*YOUR TASK*
Find each line containing the string "Item" and return it.
───── EXERCISE DATA ─────
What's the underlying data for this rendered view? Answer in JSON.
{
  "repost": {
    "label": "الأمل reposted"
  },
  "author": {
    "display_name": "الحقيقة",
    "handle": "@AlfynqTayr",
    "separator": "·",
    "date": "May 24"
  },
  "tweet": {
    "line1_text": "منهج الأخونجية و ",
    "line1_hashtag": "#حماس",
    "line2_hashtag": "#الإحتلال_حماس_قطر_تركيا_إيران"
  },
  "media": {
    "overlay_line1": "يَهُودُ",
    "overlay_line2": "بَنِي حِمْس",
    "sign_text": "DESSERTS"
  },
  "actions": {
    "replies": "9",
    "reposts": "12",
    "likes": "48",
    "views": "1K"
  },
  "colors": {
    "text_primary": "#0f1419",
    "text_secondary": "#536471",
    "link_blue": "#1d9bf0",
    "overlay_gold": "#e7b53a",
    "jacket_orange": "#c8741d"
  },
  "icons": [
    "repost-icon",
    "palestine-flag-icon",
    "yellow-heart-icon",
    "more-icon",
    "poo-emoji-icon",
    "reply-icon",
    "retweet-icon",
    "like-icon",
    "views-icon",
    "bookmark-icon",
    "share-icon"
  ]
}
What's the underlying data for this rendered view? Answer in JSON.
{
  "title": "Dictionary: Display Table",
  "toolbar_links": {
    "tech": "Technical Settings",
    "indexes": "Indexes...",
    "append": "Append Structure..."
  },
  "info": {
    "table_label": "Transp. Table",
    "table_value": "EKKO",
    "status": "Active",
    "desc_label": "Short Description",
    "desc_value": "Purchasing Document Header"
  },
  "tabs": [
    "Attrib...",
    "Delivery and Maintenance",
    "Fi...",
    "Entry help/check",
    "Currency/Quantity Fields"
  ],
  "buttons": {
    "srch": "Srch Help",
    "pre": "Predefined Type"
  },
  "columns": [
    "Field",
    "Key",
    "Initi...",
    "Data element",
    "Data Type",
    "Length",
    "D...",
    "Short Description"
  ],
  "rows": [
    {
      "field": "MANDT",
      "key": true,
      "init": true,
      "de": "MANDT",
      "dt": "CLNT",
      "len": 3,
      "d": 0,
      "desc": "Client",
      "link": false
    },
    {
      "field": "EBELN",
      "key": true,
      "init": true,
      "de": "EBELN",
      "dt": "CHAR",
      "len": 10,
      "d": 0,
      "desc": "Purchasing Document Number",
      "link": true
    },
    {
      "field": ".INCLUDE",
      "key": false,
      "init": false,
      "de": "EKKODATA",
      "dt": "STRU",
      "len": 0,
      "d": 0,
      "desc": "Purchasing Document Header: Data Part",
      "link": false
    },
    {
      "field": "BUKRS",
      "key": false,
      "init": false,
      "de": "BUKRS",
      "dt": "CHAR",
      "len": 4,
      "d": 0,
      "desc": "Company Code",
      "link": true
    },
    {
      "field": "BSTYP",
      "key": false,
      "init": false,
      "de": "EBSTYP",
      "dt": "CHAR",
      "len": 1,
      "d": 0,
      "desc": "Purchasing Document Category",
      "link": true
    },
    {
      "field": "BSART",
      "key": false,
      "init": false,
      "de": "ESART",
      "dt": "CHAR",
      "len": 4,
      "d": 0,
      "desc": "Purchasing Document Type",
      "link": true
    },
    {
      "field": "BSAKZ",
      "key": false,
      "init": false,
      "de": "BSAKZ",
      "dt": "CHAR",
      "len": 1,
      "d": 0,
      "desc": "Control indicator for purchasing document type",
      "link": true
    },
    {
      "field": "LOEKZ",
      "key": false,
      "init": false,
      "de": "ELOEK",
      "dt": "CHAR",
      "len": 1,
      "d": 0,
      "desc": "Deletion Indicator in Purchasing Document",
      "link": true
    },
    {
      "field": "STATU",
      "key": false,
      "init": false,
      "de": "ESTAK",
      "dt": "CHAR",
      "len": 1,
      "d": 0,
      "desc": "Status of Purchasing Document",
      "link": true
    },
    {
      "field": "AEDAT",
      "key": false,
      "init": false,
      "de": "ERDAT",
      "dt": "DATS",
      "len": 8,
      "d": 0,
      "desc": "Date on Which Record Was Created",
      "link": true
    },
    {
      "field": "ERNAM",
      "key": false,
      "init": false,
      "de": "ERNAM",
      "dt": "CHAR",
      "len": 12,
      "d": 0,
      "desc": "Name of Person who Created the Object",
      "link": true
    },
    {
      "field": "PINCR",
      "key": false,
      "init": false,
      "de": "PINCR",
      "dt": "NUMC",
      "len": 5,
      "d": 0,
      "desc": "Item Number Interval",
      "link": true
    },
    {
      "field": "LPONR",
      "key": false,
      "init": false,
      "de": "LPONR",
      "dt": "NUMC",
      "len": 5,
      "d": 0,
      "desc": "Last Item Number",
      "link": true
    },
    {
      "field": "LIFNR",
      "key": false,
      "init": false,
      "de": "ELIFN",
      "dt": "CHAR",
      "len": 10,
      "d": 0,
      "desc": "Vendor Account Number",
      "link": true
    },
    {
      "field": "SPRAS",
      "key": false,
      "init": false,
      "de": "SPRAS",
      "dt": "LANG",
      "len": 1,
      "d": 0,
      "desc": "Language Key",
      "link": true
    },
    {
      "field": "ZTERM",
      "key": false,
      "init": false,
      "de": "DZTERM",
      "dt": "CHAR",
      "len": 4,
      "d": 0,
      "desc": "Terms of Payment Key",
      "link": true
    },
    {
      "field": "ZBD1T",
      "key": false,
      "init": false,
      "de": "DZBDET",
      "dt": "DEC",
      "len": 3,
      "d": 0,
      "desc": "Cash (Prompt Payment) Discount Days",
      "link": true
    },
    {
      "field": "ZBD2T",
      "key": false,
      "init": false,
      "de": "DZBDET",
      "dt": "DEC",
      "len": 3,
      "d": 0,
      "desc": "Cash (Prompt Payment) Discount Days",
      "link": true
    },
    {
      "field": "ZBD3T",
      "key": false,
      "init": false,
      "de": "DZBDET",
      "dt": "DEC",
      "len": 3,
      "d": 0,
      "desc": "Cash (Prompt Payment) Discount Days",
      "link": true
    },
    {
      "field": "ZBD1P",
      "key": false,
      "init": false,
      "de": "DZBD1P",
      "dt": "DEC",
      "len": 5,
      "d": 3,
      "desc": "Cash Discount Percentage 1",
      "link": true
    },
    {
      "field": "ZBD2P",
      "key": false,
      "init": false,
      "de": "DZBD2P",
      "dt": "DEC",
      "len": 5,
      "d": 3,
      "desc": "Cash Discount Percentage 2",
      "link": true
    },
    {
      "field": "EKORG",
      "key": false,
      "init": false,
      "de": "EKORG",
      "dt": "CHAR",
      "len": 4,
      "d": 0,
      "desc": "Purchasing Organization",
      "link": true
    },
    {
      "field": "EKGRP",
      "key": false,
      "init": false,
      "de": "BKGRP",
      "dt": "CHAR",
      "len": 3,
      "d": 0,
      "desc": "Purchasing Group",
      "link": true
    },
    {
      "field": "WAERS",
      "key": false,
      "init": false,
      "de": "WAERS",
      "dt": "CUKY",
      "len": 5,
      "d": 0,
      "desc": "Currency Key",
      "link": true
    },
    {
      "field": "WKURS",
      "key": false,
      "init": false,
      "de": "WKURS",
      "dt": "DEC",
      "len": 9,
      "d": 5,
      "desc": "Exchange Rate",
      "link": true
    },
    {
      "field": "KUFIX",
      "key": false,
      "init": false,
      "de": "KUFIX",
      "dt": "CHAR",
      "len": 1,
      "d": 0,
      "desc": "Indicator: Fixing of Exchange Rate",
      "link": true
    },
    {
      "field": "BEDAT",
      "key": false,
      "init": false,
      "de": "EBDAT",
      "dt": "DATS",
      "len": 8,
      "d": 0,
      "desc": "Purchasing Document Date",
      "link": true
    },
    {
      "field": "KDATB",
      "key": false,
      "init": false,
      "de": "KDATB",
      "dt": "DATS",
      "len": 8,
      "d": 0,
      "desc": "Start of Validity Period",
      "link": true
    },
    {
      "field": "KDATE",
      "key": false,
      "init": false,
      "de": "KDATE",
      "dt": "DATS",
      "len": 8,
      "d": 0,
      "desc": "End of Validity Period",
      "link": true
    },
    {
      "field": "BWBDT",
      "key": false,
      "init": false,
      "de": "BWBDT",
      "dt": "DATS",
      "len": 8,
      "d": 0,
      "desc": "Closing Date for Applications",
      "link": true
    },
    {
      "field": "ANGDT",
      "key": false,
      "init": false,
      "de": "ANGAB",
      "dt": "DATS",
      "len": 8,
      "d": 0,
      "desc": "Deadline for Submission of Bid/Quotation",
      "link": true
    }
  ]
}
─────
*RESULT OF THIS TASK*
      "desc": "Item Number Interval",
      "desc": "Last Item Number",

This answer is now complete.